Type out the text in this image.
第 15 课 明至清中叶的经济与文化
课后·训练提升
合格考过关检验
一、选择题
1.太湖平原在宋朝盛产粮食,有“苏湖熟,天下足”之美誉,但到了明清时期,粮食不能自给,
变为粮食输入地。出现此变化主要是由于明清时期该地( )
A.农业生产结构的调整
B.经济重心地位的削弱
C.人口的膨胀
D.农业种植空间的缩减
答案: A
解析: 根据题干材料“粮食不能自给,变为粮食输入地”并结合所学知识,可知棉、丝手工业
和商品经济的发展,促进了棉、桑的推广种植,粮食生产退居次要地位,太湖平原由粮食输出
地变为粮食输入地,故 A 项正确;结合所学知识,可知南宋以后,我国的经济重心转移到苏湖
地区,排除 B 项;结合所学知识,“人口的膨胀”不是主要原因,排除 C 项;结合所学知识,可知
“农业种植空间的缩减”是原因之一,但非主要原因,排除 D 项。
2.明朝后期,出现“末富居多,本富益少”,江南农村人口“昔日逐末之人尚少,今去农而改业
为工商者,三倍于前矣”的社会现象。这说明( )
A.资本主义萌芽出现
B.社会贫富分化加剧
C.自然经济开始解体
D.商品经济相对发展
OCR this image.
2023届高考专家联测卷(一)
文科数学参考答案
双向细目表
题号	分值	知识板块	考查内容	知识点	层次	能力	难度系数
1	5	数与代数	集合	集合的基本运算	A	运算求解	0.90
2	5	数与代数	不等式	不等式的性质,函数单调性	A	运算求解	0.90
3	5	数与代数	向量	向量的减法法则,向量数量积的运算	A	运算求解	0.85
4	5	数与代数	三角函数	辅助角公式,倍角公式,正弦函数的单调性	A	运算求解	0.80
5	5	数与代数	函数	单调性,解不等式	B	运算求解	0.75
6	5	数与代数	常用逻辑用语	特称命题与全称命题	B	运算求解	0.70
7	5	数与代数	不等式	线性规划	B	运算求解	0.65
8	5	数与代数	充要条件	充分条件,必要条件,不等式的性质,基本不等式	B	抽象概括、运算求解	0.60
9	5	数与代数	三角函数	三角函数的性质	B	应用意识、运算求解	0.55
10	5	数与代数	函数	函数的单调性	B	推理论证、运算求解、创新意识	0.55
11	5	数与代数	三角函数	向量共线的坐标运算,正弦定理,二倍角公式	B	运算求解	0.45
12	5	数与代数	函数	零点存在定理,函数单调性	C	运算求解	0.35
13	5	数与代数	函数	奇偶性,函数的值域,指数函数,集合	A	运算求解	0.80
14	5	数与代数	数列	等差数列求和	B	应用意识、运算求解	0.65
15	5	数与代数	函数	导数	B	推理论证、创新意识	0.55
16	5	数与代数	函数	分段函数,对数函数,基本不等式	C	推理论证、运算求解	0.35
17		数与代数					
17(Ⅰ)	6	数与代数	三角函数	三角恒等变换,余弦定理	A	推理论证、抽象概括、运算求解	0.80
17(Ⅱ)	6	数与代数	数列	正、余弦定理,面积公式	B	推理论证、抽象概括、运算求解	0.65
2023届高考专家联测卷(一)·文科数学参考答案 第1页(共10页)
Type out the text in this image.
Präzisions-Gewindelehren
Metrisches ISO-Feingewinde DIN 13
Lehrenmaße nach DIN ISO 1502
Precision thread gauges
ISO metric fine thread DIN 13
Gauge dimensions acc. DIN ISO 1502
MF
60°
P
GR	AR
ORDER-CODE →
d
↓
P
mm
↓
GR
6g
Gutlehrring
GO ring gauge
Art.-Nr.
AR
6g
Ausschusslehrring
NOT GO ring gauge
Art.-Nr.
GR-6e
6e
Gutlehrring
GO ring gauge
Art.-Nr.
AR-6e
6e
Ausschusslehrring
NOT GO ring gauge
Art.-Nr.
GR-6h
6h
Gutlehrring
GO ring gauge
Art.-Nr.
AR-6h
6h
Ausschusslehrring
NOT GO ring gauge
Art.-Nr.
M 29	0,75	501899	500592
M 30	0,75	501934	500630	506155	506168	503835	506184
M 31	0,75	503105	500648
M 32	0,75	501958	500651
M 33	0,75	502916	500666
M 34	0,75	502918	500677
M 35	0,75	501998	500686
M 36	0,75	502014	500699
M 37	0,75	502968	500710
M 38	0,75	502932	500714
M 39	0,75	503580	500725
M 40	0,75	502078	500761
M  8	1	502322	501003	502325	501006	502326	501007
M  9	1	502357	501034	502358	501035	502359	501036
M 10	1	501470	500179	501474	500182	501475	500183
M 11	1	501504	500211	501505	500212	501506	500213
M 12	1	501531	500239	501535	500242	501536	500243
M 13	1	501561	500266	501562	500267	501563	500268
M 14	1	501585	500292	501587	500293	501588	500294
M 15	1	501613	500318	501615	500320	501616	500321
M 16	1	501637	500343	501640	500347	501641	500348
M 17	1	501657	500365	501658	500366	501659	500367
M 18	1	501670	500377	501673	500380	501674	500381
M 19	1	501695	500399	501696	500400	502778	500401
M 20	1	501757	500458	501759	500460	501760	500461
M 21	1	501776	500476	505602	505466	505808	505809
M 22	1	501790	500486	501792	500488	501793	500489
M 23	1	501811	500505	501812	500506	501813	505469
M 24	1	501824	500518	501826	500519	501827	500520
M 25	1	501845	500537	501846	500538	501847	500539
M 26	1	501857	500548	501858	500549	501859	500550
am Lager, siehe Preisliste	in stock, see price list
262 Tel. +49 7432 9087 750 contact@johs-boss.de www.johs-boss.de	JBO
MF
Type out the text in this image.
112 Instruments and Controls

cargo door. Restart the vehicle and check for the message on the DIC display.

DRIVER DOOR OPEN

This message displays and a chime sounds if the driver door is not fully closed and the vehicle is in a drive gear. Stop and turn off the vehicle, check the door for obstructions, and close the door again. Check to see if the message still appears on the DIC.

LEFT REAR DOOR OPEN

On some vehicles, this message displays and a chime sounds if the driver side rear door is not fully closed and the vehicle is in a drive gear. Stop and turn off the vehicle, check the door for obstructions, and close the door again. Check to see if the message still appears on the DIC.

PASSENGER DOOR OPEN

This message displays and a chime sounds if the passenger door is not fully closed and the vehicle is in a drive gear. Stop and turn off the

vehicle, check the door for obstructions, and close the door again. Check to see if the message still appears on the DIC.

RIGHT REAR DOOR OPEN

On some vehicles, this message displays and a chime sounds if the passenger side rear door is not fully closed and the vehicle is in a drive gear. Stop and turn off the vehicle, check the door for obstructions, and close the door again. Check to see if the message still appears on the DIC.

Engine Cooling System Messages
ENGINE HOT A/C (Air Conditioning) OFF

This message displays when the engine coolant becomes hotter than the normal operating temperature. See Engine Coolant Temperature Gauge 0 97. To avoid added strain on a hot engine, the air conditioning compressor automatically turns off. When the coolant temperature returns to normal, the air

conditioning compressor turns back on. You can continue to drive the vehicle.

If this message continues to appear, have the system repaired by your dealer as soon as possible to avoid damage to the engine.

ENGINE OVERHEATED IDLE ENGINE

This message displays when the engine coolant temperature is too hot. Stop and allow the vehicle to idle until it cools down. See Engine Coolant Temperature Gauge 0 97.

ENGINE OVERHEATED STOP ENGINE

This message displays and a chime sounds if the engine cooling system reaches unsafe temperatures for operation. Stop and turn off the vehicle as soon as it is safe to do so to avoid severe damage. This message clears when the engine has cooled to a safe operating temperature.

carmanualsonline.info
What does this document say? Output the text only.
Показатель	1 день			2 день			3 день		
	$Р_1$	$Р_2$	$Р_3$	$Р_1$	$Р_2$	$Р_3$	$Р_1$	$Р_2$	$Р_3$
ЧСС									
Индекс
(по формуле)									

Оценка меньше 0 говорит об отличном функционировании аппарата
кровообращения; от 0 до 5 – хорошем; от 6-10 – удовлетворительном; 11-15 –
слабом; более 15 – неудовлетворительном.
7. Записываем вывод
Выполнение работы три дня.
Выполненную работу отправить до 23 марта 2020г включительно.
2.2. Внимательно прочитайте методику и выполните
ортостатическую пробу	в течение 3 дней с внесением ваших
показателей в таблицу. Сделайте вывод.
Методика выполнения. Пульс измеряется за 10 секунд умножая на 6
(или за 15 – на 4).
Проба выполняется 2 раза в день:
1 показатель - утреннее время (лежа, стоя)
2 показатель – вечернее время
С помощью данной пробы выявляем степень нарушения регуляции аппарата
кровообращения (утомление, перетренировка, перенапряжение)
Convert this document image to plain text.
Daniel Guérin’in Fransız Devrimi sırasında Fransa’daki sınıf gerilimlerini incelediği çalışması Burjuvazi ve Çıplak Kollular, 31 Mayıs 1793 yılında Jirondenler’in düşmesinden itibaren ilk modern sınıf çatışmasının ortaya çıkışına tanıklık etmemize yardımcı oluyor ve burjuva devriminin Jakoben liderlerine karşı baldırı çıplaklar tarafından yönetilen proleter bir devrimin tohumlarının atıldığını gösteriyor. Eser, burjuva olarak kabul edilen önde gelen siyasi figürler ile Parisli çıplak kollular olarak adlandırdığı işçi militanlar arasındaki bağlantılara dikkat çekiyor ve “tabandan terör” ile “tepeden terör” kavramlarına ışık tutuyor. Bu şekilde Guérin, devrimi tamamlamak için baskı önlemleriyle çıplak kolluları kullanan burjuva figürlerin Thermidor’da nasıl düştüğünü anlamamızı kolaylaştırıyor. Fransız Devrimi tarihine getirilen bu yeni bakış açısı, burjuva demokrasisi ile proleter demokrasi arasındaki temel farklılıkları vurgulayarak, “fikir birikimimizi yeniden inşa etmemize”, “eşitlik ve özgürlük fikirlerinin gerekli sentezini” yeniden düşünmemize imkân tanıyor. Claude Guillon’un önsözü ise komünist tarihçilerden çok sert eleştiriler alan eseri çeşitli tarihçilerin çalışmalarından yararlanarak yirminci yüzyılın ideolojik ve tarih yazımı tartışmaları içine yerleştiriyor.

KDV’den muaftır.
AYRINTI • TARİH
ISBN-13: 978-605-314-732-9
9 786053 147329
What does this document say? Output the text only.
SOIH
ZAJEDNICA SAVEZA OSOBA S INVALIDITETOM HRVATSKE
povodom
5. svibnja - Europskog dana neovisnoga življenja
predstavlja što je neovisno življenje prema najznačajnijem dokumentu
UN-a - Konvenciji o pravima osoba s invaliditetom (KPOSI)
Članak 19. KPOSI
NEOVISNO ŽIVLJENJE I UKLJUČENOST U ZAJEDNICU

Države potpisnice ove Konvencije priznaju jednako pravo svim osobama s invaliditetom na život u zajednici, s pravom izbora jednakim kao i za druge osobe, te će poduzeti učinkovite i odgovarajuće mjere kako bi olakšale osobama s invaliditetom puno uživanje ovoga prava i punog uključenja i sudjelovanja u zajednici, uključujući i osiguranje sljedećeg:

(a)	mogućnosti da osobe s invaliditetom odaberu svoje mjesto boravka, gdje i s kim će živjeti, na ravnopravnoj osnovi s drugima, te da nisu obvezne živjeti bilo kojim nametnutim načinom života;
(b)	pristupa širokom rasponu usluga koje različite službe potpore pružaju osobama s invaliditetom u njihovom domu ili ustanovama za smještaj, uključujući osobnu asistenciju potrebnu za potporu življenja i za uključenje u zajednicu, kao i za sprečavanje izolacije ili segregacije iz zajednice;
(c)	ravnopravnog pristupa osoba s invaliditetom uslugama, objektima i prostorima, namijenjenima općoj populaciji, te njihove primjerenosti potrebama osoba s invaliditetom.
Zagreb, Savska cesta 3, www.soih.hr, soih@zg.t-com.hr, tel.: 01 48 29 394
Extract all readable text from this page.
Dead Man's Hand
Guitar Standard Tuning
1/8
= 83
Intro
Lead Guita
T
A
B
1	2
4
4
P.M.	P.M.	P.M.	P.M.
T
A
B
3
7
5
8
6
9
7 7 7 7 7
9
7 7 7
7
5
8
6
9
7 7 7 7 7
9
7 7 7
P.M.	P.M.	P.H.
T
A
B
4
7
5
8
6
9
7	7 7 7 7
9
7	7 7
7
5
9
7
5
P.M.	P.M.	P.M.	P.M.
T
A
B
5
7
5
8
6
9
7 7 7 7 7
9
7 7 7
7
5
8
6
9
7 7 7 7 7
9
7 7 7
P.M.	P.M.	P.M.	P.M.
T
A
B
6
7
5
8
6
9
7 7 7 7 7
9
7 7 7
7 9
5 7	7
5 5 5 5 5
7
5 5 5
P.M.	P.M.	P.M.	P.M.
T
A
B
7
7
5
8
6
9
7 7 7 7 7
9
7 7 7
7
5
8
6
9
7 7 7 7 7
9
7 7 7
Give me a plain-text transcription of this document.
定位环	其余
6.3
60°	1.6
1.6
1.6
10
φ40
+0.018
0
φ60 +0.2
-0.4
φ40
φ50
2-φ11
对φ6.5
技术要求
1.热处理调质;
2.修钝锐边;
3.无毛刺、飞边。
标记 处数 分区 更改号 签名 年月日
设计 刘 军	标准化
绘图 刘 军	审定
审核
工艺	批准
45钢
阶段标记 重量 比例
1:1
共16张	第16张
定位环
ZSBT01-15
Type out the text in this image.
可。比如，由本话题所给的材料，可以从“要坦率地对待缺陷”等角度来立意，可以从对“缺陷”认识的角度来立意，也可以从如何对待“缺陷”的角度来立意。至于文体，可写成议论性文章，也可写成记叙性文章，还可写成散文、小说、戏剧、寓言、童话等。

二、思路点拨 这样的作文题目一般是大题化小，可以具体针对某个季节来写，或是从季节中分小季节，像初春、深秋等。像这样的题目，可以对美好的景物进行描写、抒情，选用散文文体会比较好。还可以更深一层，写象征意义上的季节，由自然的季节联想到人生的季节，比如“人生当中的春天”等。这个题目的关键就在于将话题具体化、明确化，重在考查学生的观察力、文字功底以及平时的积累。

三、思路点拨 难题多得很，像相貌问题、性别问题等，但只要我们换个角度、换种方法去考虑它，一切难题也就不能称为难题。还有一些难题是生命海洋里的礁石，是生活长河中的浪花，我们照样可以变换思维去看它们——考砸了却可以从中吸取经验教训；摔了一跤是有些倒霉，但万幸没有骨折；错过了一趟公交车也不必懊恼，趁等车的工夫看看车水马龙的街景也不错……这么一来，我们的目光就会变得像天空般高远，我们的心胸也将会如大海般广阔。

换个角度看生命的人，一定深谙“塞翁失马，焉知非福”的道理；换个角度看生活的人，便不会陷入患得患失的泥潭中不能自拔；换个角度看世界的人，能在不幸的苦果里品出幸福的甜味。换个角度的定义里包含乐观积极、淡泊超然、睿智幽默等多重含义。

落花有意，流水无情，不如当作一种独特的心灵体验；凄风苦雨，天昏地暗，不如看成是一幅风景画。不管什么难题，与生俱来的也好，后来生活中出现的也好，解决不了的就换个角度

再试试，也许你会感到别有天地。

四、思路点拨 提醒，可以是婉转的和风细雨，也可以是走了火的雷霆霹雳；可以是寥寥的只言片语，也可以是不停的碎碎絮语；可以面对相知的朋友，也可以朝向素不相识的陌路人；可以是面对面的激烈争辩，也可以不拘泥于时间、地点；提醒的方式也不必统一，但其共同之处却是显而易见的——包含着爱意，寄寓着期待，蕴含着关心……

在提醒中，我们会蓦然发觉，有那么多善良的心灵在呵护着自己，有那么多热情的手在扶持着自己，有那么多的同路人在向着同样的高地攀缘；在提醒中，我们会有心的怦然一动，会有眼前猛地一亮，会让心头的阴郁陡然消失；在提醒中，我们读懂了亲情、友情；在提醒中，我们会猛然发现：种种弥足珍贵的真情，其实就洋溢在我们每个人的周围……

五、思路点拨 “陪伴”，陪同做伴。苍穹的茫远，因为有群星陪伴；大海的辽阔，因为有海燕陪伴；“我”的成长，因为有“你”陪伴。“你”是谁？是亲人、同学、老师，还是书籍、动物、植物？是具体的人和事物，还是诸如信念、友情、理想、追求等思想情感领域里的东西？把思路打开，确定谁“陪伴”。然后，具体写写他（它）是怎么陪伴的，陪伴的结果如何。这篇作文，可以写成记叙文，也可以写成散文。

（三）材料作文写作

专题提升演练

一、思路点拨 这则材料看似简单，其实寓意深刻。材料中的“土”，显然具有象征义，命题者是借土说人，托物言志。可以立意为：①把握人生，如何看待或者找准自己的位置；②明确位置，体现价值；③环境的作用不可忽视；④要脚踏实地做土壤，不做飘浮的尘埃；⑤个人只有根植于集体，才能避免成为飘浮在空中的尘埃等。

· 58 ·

-------------------------

* What needs to be done
Locate each line with the word "余弦定理" and copy it.

* Response to the exercise
17(Ⅰ)	6	数与代数	三角函数	三角恒等变换,余弦定理	A	推理论证、抽象概括、运算求解	0.80
17(Ⅱ)	6	数与代数	数列	正、余弦定理,面积公式	B	推理论证、抽象概括、运算求解	0.65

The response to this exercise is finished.